- Given instruction
Find every line with the word "this". Copy those lines.

[Rows from a figure dataset]
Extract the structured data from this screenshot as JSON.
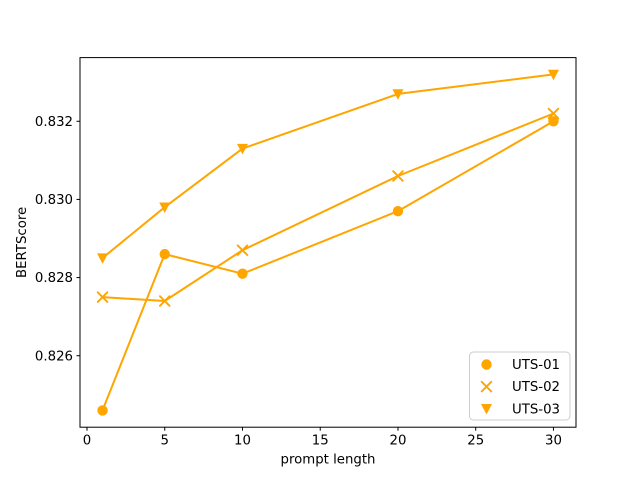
{
  "figure": {
    "background": "#ffffff"
  },
  "chart_data": {
    "type": "line",
    "title": "",
    "xlabel": "prompt length",
    "ylabel": "BERTScore",
    "x": [
      1,
      5,
      10,
      20,
      30
    ],
    "series": [
      {
        "name": "UTS-01",
        "marker": "circle",
        "values": [
          0.8246,
          0.8286,
          0.8281,
          0.8297,
          0.832
        ]
      },
      {
        "name": "UTS-02",
        "marker": "x",
        "values": [
          0.8275,
          0.8274,
          0.8287,
          0.8306,
          0.8322
        ]
      },
      {
        "name": "UTS-03",
        "marker": "triangle-down",
        "values": [
          0.8285,
          0.8298,
          0.8313,
          0.8327,
          0.8332
        ]
      }
    ],
    "line_color": "#FFA500",
    "xlim": [
      -0.45,
      31.45
    ],
    "ylim": [
      0.82417,
      0.83363
    ],
    "xticks": [
      0,
      5,
      10,
      15,
      20,
      25,
      30
    ],
    "xtick_labels": [
      "0",
      "5",
      "10",
      "15",
      "20",
      "25",
      "30"
    ],
    "yticks": [
      0.826,
      0.828,
      0.83,
      0.832
    ],
    "ytick_labels": [
      "0.826",
      "0.828",
      "0.830",
      "0.832"
    ],
    "grid": false,
    "legend": {
      "position": "lower right",
      "entries": [
        {
          "label": "UTS-01",
          "marker": "circle"
        },
        {
          "label": "UTS-02",
          "marker": "x"
        },
        {
          "label": "UTS-03",
          "marker": "triangle-down"
        }
      ],
      "border_color": "#cccccc",
      "background": "#ffffff"
    },
    "spine_color": "#000000",
    "text_color": "#000000"
  }
}
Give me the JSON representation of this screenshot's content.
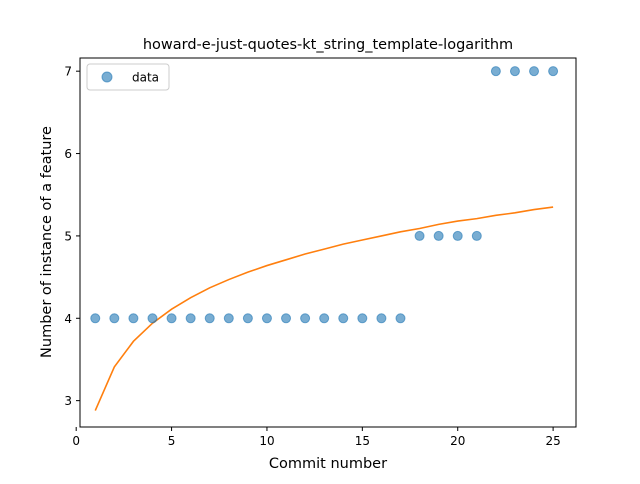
{
  "chart_data": {
    "type": "scatter",
    "title": "howard-e-just-quotes-kt_string_template-logarithm",
    "xlabel": "Commit number",
    "ylabel": "Number of instance of a feature",
    "xlim": [
      0.2,
      26.2
    ],
    "ylim": [
      2.68,
      7.16
    ],
    "xticks": [
      0,
      5,
      10,
      15,
      20,
      25
    ],
    "yticks": [
      3,
      4,
      5,
      6,
      7
    ],
    "grid": false,
    "legend_position": "top-left",
    "series": [
      {
        "name": "data",
        "kind": "scatter",
        "color": "#1f77b4",
        "x": [
          1,
          2,
          3,
          4,
          5,
          6,
          7,
          8,
          9,
          10,
          11,
          12,
          13,
          14,
          15,
          16,
          17,
          18,
          19,
          20,
          21,
          22,
          23,
          24,
          25
        ],
        "y": [
          4,
          4,
          4,
          4,
          4,
          4,
          4,
          4,
          4,
          4,
          4,
          4,
          4,
          4,
          4,
          4,
          4,
          5,
          5,
          5,
          5,
          7,
          7,
          7,
          7
        ]
      },
      {
        "kind": "line",
        "color": "#ff7f0e",
        "x": [
          1,
          2,
          3,
          4,
          5,
          6,
          7,
          8,
          9,
          10,
          11,
          12,
          13,
          14,
          15,
          16,
          17,
          18,
          19,
          20,
          21,
          22,
          23,
          24,
          25
        ],
        "y": [
          2.88,
          3.41,
          3.72,
          3.94,
          4.11,
          4.25,
          4.37,
          4.47,
          4.56,
          4.64,
          4.71,
          4.78,
          4.84,
          4.9,
          4.95,
          5.0,
          5.05,
          5.09,
          5.14,
          5.18,
          5.21,
          5.25,
          5.28,
          5.32,
          5.35
        ]
      }
    ]
  }
}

- Full output
Extract the structured data from this screenshot as JSON.
Give me the JSON representation of this screenshot's content.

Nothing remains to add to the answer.